- _Given problem_: In the data below, find each line containing the string "mein" and return it.

(Saved data entries)

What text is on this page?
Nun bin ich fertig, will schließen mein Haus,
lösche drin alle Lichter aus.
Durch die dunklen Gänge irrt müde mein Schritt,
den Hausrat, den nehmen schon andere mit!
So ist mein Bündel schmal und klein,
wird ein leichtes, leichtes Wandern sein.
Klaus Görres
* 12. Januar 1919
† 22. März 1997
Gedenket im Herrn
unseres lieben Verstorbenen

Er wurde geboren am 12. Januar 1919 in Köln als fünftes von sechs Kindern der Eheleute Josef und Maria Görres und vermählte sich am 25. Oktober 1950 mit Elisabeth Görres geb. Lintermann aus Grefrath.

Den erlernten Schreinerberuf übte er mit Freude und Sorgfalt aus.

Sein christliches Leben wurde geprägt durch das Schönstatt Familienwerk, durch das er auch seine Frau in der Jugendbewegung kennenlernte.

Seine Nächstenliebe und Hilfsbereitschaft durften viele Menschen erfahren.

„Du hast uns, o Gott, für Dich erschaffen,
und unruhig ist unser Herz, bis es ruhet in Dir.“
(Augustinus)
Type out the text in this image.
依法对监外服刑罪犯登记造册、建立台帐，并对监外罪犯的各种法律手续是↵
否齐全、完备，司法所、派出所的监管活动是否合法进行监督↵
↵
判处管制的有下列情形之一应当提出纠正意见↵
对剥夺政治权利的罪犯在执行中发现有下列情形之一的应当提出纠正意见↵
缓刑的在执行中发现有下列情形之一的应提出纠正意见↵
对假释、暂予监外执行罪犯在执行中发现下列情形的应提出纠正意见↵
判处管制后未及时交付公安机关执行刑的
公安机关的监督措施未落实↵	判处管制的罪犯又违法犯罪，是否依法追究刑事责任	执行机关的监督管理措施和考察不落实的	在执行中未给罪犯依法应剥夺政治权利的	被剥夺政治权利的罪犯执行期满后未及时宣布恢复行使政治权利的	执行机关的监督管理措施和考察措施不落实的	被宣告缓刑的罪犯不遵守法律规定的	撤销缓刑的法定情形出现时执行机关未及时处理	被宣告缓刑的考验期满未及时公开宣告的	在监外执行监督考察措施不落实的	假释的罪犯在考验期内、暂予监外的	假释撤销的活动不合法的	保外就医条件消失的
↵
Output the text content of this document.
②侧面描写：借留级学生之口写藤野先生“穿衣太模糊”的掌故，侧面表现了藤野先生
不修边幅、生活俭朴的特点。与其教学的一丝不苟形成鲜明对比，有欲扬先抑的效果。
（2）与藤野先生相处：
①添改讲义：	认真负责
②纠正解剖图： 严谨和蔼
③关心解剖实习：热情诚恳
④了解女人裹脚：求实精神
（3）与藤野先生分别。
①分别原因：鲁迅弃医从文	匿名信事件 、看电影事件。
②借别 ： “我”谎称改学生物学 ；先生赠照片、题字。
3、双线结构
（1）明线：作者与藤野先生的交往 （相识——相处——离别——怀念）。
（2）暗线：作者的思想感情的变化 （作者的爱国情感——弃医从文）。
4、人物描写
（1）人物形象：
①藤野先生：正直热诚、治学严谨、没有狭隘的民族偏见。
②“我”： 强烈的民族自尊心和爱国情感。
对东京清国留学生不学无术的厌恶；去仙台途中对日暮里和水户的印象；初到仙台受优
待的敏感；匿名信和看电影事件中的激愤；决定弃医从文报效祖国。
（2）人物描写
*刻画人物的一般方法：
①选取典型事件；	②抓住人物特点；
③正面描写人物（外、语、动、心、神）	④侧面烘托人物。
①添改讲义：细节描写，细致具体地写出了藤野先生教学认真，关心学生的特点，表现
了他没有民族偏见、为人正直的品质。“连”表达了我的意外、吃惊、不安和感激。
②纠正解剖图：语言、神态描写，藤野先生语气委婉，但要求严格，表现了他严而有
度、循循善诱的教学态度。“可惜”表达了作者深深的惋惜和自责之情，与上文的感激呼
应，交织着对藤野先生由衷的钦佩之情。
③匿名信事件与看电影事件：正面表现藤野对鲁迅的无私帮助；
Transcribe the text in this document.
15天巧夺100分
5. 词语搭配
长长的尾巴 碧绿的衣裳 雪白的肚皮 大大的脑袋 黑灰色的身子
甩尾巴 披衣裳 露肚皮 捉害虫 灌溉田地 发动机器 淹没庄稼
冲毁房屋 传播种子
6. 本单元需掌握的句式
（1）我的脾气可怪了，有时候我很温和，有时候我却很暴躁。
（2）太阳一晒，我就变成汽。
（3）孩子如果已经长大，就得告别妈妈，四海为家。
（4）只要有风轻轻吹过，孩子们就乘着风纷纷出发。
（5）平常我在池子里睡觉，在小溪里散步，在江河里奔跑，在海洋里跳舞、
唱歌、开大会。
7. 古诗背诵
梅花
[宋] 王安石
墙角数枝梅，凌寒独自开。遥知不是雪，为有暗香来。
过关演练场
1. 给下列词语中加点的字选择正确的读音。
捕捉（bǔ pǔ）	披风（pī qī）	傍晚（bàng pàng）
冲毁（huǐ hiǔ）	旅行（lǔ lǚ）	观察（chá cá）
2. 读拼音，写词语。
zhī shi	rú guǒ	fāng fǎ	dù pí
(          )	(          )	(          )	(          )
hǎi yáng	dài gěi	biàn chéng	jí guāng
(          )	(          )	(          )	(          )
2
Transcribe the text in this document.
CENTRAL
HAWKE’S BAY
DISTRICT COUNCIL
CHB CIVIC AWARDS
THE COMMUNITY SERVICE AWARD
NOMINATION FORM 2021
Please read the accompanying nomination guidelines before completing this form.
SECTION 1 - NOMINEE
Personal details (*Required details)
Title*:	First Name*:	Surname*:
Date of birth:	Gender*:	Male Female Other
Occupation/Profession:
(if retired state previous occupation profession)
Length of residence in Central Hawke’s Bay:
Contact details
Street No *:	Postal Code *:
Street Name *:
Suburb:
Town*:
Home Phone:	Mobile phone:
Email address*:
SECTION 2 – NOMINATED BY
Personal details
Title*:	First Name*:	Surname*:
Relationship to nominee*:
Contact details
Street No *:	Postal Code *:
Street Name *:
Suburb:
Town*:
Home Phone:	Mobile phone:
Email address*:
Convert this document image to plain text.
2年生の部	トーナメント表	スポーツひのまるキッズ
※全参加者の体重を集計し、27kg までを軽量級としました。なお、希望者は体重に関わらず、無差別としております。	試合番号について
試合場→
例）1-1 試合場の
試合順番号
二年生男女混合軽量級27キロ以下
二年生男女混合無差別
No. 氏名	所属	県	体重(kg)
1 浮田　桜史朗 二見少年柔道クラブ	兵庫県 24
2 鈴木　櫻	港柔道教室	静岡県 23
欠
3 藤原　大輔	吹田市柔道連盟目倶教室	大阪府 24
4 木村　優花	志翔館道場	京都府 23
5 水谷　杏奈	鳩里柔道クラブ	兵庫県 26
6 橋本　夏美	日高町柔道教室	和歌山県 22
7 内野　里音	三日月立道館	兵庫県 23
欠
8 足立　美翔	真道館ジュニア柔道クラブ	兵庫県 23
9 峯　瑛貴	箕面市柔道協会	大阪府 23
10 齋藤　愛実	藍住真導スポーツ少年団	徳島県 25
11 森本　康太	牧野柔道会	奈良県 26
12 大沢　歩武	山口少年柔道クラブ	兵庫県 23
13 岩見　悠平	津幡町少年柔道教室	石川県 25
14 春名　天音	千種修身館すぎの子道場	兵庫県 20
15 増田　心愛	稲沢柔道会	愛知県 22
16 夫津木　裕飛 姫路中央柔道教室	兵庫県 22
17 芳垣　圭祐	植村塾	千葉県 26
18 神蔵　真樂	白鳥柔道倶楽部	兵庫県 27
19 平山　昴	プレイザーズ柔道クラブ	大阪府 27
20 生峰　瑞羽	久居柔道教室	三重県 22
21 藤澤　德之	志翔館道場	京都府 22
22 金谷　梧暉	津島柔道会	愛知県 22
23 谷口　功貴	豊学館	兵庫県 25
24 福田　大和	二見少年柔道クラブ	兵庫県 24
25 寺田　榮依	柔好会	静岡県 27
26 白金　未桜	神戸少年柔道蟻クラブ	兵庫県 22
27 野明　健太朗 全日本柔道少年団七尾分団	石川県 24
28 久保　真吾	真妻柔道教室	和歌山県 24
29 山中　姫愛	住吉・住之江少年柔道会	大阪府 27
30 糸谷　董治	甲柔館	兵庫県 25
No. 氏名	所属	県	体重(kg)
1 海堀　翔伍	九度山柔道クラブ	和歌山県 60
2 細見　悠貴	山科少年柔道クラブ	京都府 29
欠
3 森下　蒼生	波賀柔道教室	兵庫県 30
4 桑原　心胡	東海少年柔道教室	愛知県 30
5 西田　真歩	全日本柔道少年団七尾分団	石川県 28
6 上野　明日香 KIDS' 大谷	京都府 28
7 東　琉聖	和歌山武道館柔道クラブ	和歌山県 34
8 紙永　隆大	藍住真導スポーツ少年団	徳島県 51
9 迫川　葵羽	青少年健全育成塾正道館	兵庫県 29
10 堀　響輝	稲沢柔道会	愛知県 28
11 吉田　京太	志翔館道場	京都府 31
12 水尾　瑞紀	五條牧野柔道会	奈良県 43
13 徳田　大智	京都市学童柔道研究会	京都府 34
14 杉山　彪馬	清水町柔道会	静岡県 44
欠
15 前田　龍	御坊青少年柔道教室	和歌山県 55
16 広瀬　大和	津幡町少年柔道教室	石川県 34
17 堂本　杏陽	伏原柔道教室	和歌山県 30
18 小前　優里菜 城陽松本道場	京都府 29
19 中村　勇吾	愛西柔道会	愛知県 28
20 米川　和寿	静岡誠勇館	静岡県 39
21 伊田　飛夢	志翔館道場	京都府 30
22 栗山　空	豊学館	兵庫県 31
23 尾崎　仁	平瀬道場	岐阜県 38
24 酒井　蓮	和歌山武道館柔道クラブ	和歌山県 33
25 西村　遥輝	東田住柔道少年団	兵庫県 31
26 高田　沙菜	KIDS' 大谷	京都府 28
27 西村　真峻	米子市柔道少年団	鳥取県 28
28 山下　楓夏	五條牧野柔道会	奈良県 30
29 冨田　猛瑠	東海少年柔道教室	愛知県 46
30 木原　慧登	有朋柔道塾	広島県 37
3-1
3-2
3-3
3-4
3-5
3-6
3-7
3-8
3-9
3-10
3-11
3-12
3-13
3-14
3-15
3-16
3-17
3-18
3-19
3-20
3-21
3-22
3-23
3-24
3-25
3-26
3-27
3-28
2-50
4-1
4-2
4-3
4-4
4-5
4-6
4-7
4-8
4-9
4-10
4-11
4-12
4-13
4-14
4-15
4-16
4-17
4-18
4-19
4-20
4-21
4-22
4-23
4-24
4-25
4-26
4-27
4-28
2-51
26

- _Reply_:
Nun bin ich fertig, will schließen mein Haus,
Durch die dunklen Gänge irrt müde mein Schritt,
So ist mein Bündel schmal und klein,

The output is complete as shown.